Below are some records. Say in a single number how many of their lines include the word "khỏe".

Dataset records:
╭──

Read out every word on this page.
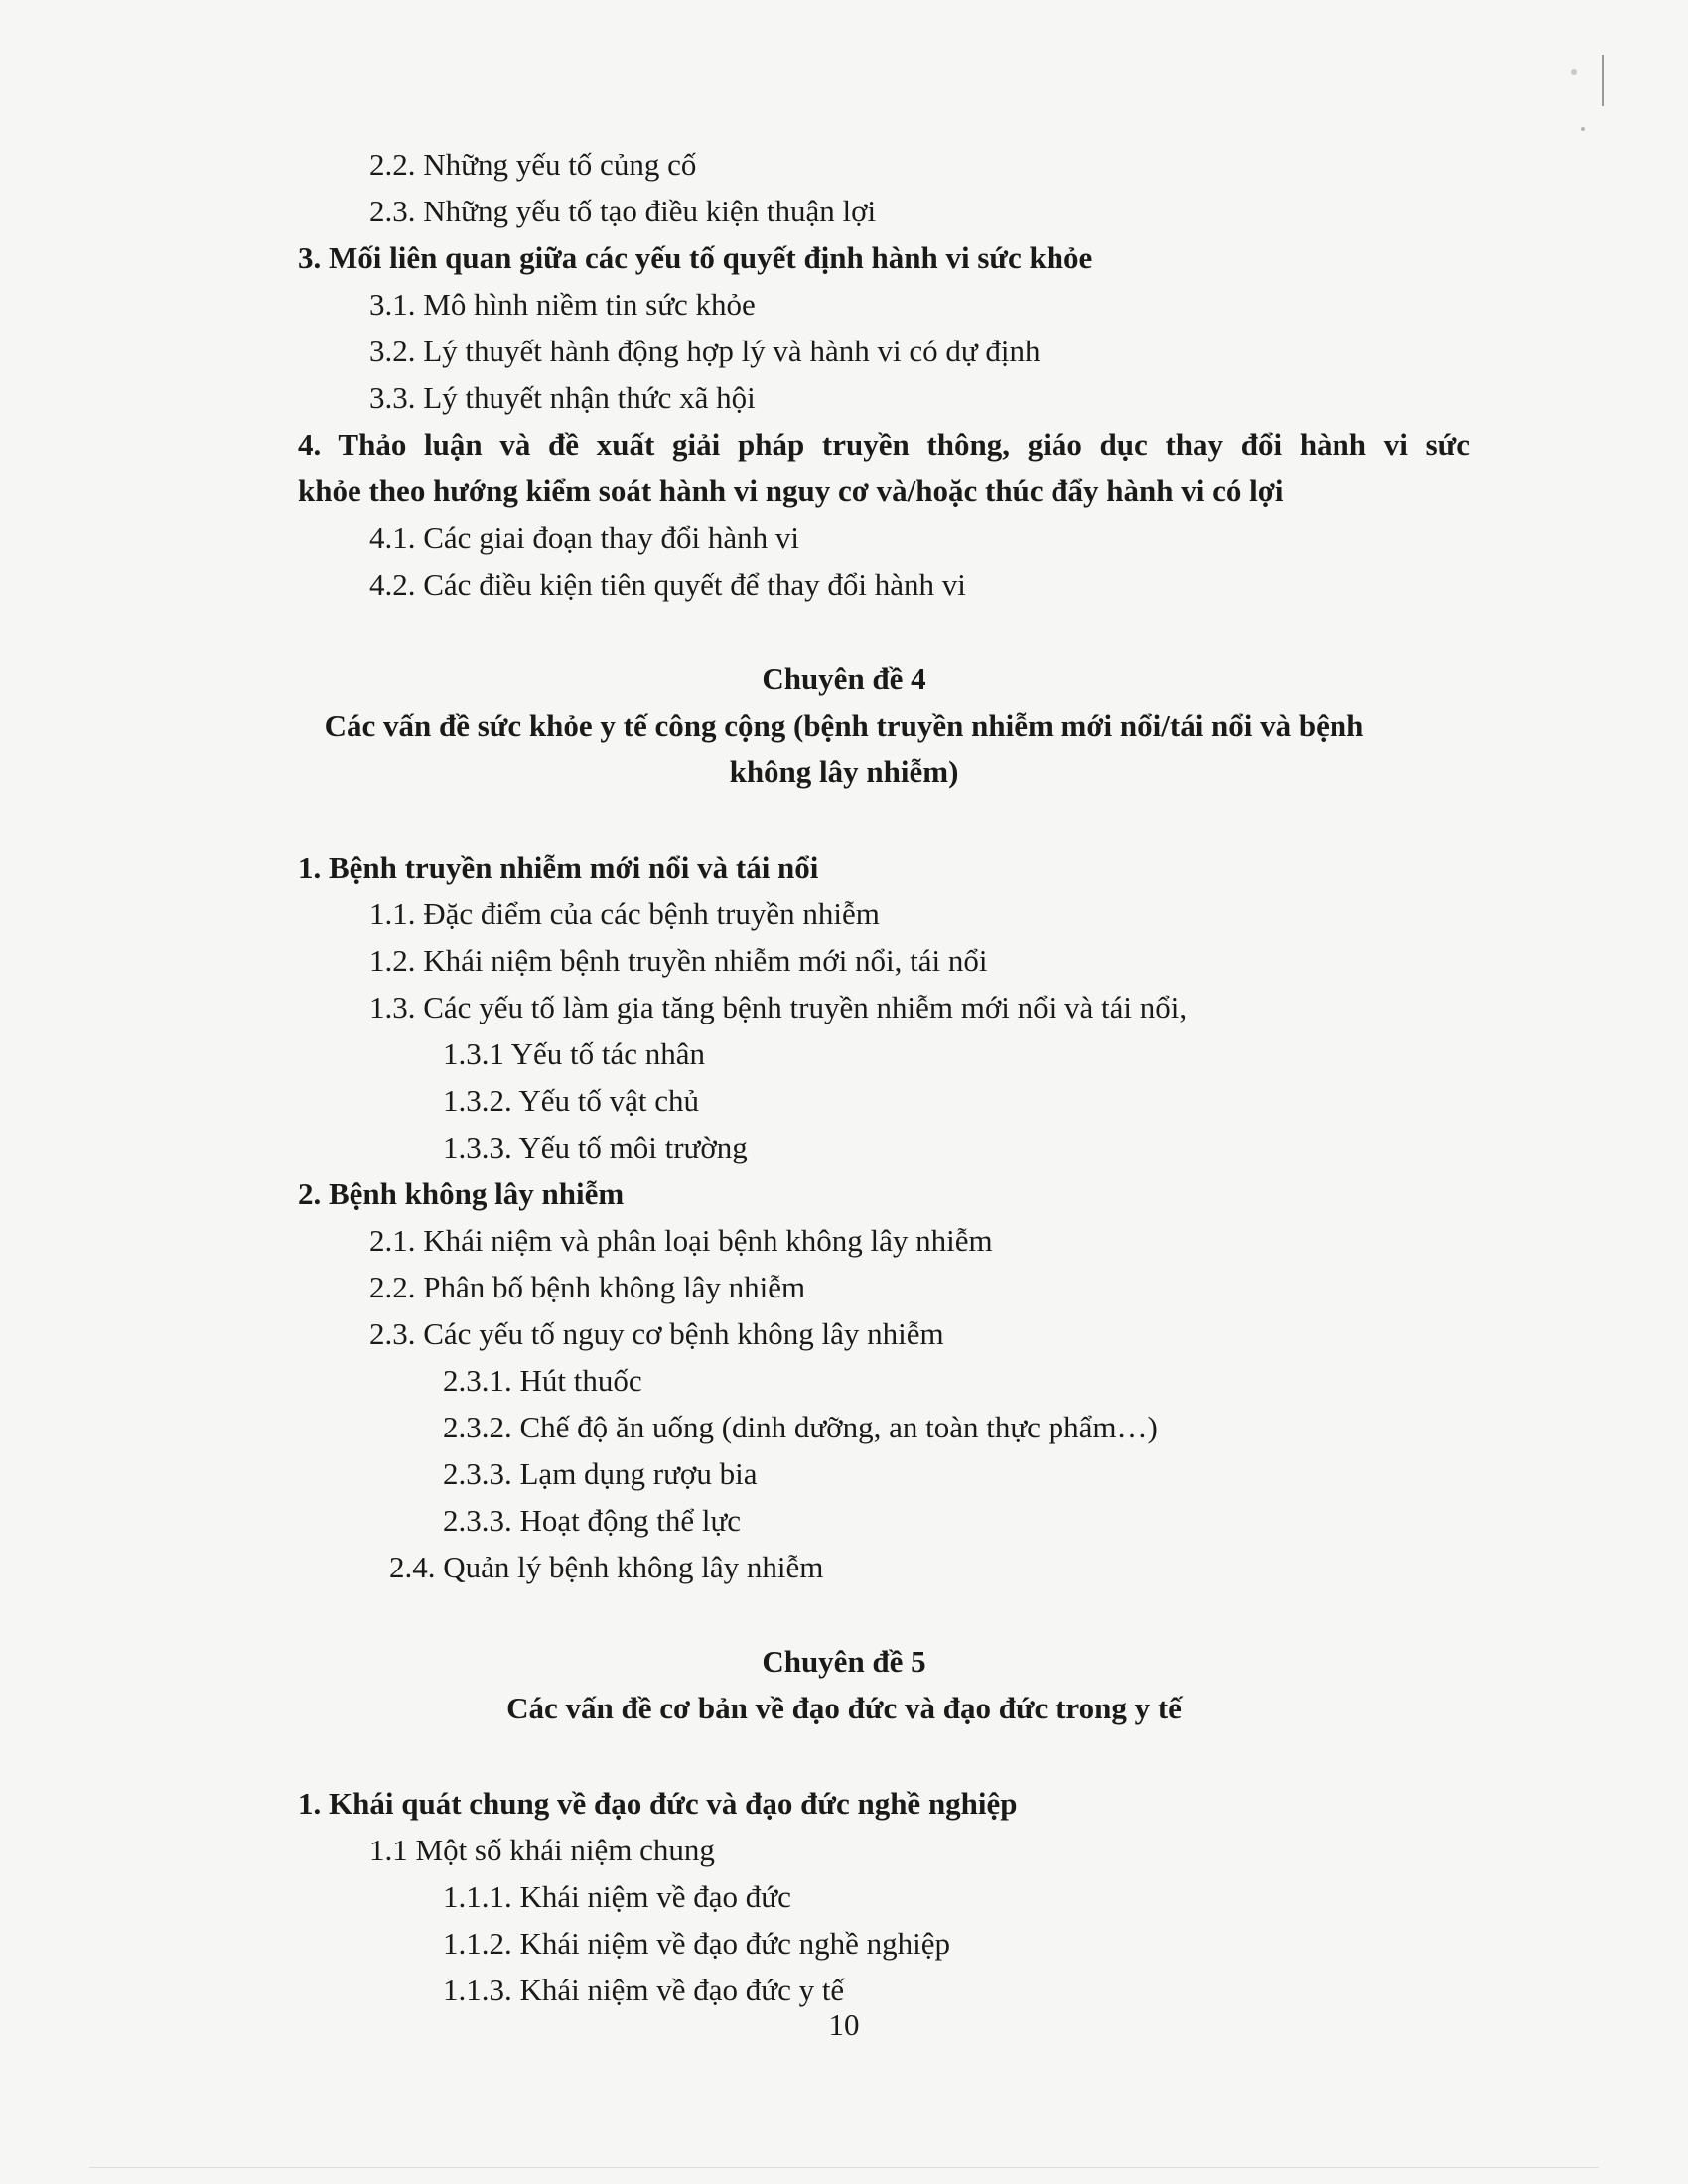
2.2. Những yếu tố củng cố
2.3. Những yếu tố tạo điều kiện thuận lợi
3. Mối liên quan giữa các yếu tố quyết định hành vi sức khỏe
3.1. Mô hình niềm tin sức khỏe
3.2. Lý thuyết hành động hợp lý và hành vi có dự định
3.3. Lý thuyết nhận thức xã hội
4. Thảo luận và đề xuất giải pháp truyền thông, giáo dục thay đổi hành vi sức
khỏe theo hướng kiểm soát hành vi nguy cơ và/hoặc thúc đẩy hành vi có lợi
4.1. Các giai đoạn thay đổi hành vi
4.2. Các điều kiện tiên quyết để thay đổi hành vi
Chuyên đề 4
Các vấn đề sức khỏe y tế công cộng (bệnh truyền nhiễm mới nổi/tái nổi và bệnh
không lây nhiễm)
1. Bệnh truyền nhiễm mới nổi và tái nổi
1.1. Đặc điểm của các bệnh truyền nhiễm
1.2. Khái niệm bệnh truyền nhiễm mới nổi, tái nổi
1.3. Các yếu tố làm gia tăng bệnh truyền nhiễm mới nổi và tái nổi,
1.3.1 Yếu tố tác nhân
1.3.2. Yếu tố vật chủ
1.3.3. Yếu tố môi trường
2. Bệnh không lây nhiễm
2.1. Khái niệm và phân loại bệnh không lây nhiễm
2.2. Phân bố bệnh không lây nhiễm
2.3. Các yếu tố nguy cơ bệnh không lây nhiễm
2.3.1. Hút thuốc
2.3.2. Chế độ ăn uống (dinh dưỡng, an toàn thực phẩm…)
2.3.3. Lạm dụng rượu bia
2.3.3. Hoạt động thể lực
2.4. Quản lý bệnh không lây nhiễm
Chuyên đề 5
Các vấn đề cơ bản về đạo đức và đạo đức trong y tế
1. Khái quát chung về đạo đức và đạo đức nghề nghiệp
1.1 Một số khái niệm chung
1.1.1. Khái niệm về đạo đức
1.1.2. Khái niệm về đạo đức nghề nghiệp
1.1.3. Khái niệm về đạo đức y tế
10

╰──

Answer to this problem: 4